## [Source records]
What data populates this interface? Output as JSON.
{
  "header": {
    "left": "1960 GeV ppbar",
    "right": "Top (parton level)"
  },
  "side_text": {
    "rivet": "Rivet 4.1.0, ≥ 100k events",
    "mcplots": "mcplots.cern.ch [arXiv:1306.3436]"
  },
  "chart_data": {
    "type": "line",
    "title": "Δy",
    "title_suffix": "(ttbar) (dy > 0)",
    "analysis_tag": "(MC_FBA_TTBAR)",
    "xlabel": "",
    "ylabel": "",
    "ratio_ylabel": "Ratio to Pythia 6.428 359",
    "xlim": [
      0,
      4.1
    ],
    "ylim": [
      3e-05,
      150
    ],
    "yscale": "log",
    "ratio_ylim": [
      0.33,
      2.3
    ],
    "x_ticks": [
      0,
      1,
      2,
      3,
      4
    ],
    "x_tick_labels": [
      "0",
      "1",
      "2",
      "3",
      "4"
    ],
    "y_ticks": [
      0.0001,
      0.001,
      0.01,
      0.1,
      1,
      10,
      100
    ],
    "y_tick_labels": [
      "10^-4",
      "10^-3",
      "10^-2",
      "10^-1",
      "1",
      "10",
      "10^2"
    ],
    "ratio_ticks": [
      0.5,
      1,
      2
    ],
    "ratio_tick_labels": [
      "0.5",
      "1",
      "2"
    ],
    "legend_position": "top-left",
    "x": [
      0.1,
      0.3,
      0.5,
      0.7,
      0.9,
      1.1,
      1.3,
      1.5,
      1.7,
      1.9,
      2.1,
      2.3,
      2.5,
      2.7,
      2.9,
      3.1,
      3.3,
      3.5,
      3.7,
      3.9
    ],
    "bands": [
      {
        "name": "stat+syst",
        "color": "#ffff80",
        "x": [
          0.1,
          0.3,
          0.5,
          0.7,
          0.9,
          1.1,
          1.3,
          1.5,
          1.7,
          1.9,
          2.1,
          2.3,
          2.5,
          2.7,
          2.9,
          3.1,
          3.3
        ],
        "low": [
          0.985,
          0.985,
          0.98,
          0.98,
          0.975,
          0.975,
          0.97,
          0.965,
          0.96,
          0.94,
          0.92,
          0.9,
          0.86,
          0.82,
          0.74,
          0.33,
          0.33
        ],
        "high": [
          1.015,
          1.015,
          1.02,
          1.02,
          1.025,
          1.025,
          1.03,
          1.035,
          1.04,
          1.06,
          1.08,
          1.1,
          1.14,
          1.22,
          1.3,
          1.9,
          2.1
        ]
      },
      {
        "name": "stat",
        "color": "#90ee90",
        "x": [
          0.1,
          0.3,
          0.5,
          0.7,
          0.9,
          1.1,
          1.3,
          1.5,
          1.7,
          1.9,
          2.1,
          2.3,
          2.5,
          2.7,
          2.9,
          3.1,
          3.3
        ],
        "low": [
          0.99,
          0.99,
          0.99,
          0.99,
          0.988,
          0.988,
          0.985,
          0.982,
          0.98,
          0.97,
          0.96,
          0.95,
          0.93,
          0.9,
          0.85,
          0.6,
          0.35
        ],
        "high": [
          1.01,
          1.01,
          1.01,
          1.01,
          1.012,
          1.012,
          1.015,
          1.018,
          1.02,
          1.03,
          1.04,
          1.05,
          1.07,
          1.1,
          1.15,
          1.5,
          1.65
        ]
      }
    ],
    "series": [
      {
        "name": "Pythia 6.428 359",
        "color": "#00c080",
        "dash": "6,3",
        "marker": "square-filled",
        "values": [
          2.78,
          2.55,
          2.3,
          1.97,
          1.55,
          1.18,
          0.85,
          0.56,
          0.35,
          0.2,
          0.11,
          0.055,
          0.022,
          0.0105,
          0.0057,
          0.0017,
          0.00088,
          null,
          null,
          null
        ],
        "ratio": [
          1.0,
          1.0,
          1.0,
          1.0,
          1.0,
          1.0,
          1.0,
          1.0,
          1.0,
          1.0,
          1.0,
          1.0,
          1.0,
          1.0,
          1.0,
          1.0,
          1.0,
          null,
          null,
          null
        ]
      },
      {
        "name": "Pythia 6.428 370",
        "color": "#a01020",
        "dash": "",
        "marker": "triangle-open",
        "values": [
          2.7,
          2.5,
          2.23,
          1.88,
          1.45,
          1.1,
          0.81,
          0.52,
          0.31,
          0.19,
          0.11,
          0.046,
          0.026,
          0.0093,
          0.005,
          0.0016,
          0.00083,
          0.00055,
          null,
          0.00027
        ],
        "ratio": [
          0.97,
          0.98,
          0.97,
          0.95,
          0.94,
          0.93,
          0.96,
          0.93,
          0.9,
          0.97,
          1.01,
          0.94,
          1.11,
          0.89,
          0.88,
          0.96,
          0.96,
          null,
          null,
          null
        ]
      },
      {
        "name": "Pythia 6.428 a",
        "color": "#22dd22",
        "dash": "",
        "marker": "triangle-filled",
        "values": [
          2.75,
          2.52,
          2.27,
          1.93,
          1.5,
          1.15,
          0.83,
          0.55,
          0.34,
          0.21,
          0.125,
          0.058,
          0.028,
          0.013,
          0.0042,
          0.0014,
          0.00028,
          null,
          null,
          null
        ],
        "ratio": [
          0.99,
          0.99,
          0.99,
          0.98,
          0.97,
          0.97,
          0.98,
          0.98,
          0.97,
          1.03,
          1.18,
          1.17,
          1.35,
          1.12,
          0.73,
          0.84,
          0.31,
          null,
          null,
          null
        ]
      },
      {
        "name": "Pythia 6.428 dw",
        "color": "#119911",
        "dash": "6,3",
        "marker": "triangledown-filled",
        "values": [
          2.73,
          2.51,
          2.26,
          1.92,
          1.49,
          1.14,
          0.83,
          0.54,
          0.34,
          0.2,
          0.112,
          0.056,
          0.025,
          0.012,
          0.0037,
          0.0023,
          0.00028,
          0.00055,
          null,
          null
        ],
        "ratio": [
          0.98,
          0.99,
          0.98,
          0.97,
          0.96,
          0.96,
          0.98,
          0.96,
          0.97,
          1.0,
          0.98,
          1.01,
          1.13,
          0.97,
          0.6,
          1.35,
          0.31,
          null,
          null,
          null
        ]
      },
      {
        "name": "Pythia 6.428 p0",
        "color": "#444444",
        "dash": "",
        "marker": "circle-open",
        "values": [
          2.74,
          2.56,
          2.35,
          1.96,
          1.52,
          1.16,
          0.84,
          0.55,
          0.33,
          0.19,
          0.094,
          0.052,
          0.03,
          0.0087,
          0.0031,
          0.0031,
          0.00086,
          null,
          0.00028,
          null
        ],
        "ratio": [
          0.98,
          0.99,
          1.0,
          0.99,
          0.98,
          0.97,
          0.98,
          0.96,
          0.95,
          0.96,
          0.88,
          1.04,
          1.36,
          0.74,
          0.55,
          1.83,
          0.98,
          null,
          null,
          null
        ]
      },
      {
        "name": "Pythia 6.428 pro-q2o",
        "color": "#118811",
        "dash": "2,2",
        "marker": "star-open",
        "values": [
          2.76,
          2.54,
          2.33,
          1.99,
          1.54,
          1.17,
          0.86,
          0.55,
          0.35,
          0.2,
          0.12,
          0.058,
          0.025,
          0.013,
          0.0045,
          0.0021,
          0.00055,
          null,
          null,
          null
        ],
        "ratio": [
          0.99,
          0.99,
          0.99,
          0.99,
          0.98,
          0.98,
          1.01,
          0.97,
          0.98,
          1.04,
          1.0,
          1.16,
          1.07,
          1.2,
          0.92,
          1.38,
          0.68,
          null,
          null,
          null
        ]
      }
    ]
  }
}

## [TASK STATEMENT]
Every record should be given again exactly.

## [EXERCISE OUTPUT]
What data populates this interface? Output as JSON.
{
  "header": {
    "left": "1960 GeV ppbar",
    "right": "Top (parton level)"
  },
  "side_text": {
    "rivet": "Rivet 4.1.0, ≥ 100k events",
    "mcplots": "mcplots.cern.ch [arXiv:1306.3436]"
  },
  "chart_data": {
    "type": "line",
    "title": "Δy",
    "title_suffix": "(ttbar) (dy > 0)",
    "analysis_tag": "(MC_FBA_TTBAR)",
    "xlabel": "",
    "ylabel": "",
    "ratio_ylabel": "Ratio to Pythia 6.428 359",
    "xlim": [
      0,
      4.1
    ],
    "ylim": [
      3e-05,
      150
    ],
    "yscale": "log",
    "ratio_ylim": [
      0.33,
      2.3
    ],
    "x_ticks": [
      0,
      1,
      2,
      3,
      4
    ],
    "x_tick_labels": [
      "0",
      "1",
      "2",
      "3",
      "4"
    ],
    "y_ticks": [
      0.0001,
      0.001,
      0.01,
      0.1,
      1,
      10,
      100
    ],
    "y_tick_labels": [
      "10^-4",
      "10^-3",
      "10^-2",
      "10^-1",
      "1",
      "10",
      "10^2"
    ],
    "ratio_ticks": [
      0.5,
      1,
      2
    ],
    "ratio_tick_labels": [
      "0.5",
      "1",
      "2"
    ],
    "legend_position": "top-left",
    "x": [
      0.1,
      0.3,
      0.5,
      0.7,
      0.9,
      1.1,
      1.3,
      1.5,
      1.7,
      1.9,
      2.1,
      2.3,
      2.5,
      2.7,
      2.9,
      3.1,
      3.3,
      3.5,
      3.7,
      3.9
    ],
    "bands": [
      {
        "name": "stat+syst",
        "color": "#ffff80",
        "x": [
          0.1,
          0.3,
          0.5,
          0.7,
          0.9,
          1.1,
          1.3,
          1.5,
          1.7,
          1.9,
          2.1,
          2.3,
          2.5,
          2.7,
          2.9,
          3.1,
          3.3
        ],
        "low": [
          0.985,
          0.985,
          0.98,
          0.98,
          0.975,
          0.975,
          0.97,
          0.965,
          0.96,
          0.94,
          0.92,
          0.9,
          0.86,
          0.82,
          0.74,
          0.33,
          0.33
        ],
        "high": [
          1.015,
          1.015,
          1.02,
          1.02,
          1.025,
          1.025,
          1.03,
          1.035,
          1.04,
          1.06,
          1.08,
          1.1,
          1.14,
          1.22,
          1.3,
          1.9,
          2.1
        ]
      },
      {
        "name": "stat",
        "color": "#90ee90",
        "x": [
          0.1,
          0.3,
          0.5,
          0.7,
          0.9,
          1.1,
          1.3,
          1.5,
          1.7,
          1.9,
          2.1,
          2.3,
          2.5,
          2.7,
          2.9,
          3.1,
          3.3
        ],
        "low": [
          0.99,
          0.99,
          0.99,
          0.99,
          0.988,
          0.988,
          0.985,
          0.982,
          0.98,
          0.97,
          0.96,
          0.95,
          0.93,
          0.9,
          0.85,
          0.6,
          0.35
        ],
        "high": [
          1.01,
          1.01,
          1.01,
          1.01,
          1.012,
          1.012,
          1.015,
          1.018,
          1.02,
          1.03,
          1.04,
          1.05,
          1.07,
          1.1,
          1.15,
          1.5,
          1.65
        ]
      }
    ],
    "series": [
      {
        "name": "Pythia 6.428 359",
        "color": "#00c080",
        "dash": "6,3",
        "marker": "square-filled",
        "values": [
          2.78,
          2.55,
          2.3,
          1.97,
          1.55,
          1.18,
          0.85,
          0.56,
          0.35,
          0.2,
          0.11,
          0.055,
          0.022,
          0.0105,
          0.0057,
          0.0017,
          0.00088,
          null,
          null,
          null
        ],
        "ratio": [
          1.0,
          1.0,
          1.0,
          1.0,
          1.0,
          1.0,
          1.0,
          1.0,
          1.0,
          1.0,
          1.0,
          1.0,
          1.0,
          1.0,
          1.0,
          1.0,
          1.0,
          null,
          null,
          null
        ]
      },
      {
        "name": "Pythia 6.428 370",
        "color": "#a01020",
        "dash": "",
        "marker": "triangle-open",
        "values": [
          2.7,
          2.5,
          2.23,
          1.88,
          1.45,
          1.1,
          0.81,
          0.52,
          0.31,
          0.19,
          0.11,
          0.046,
          0.026,
          0.0093,
          0.005,
          0.0016,
          0.00083,
          0.00055,
          null,
          0.00027
        ],
        "ratio": [
          0.97,
          0.98,
          0.97,
          0.95,
          0.94,
          0.93,
          0.96,
          0.93,
          0.9,
          0.97,
          1.01,
          0.94,
          1.11,
          0.89,
          0.88,
          0.96,
          0.96,
          null,
          null,
          null
        ]
      },
      {
        "name": "Pythia 6.428 a",
        "color": "#22dd22",
        "dash": "",
        "marker": "triangle-filled",
        "values": [
          2.75,
          2.52,
          2.27,
          1.93,
          1.5,
          1.15,
          0.83,
          0.55,
          0.34,
          0.21,
          0.125,
          0.058,
          0.028,
          0.013,
          0.0042,
          0.0014,
          0.00028,
          null,
          null,
          null
        ],
        "ratio": [
          0.99,
          0.99,
          0.99,
          0.98,
          0.97,
          0.97,
          0.98,
          0.98,
          0.97,
          1.03,
          1.18,
          1.17,
          1.35,
          1.12,
          0.73,
          0.84,
          0.31,
          null,
          null,
          null
        ]
      },
      {
        "name": "Pythia 6.428 dw",
        "color": "#119911",
        "dash": "6,3",
        "marker": "triangledown-filled",
        "values": [
          2.73,
          2.51,
          2.26,
          1.92,
          1.49,
          1.14,
          0.83,
          0.54,
          0.34,
          0.2,
          0.112,
          0.056,
          0.025,
          0.012,
          0.0037,
          0.0023,
          0.00028,
          0.00055,
          null,
          null
        ],
        "ratio": [
          0.98,
          0.99,
          0.98,
          0.97,
          0.96,
          0.96,
          0.98,
          0.96,
          0.97,
          1.0,
          0.98,
          1.01,
          1.13,
          0.97,
          0.6,
          1.35,
          0.31,
          null,
          null,
          null
        ]
      },
      {
        "name": "Pythia 6.428 p0",
        "color": "#444444",
        "dash": "",
        "marker": "circle-open",
        "values": [
          2.74,
          2.56,
          2.35,
          1.96,
          1.52,
          1.16,
          0.84,
          0.55,
          0.33,
          0.19,
          0.094,
          0.052,
          0.03,
          0.0087,
          0.0031,
          0.0031,
          0.00086,
          null,
          0.00028,
          null
        ],
        "ratio": [
          0.98,
          0.99,
          1.0,
          0.99,
          0.98,
          0.97,
          0.98,
          0.96,
          0.95,
          0.96,
          0.88,
          1.04,
          1.36,
          0.74,
          0.55,
          1.83,
          0.98,
          null,
          null,
          null
        ]
      },
      {
        "name": "Pythia 6.428 pro-q2o",
        "color": "#118811",
        "dash": "2,2",
        "marker": "star-open",
        "values": [
          2.76,
          2.54,
          2.33,
          1.99,
          1.54,
          1.17,
          0.86,
          0.55,
          0.35,
          0.2,
          0.12,
          0.058,
          0.025,
          0.013,
          0.0045,
          0.0021,
          0.00055,
          null,
          null,
          null
        ],
        "ratio": [
          0.99,
          0.99,
          0.99,
          0.99,
          0.98,
          0.98,
          1.01,
          0.97,
          0.98,
          1.04,
          1.0,
          1.16,
          1.07,
          1.2,
          0.92,
          1.38,
          0.68,
          null,
          null,
          null
        ]
      }
    ]
  }
}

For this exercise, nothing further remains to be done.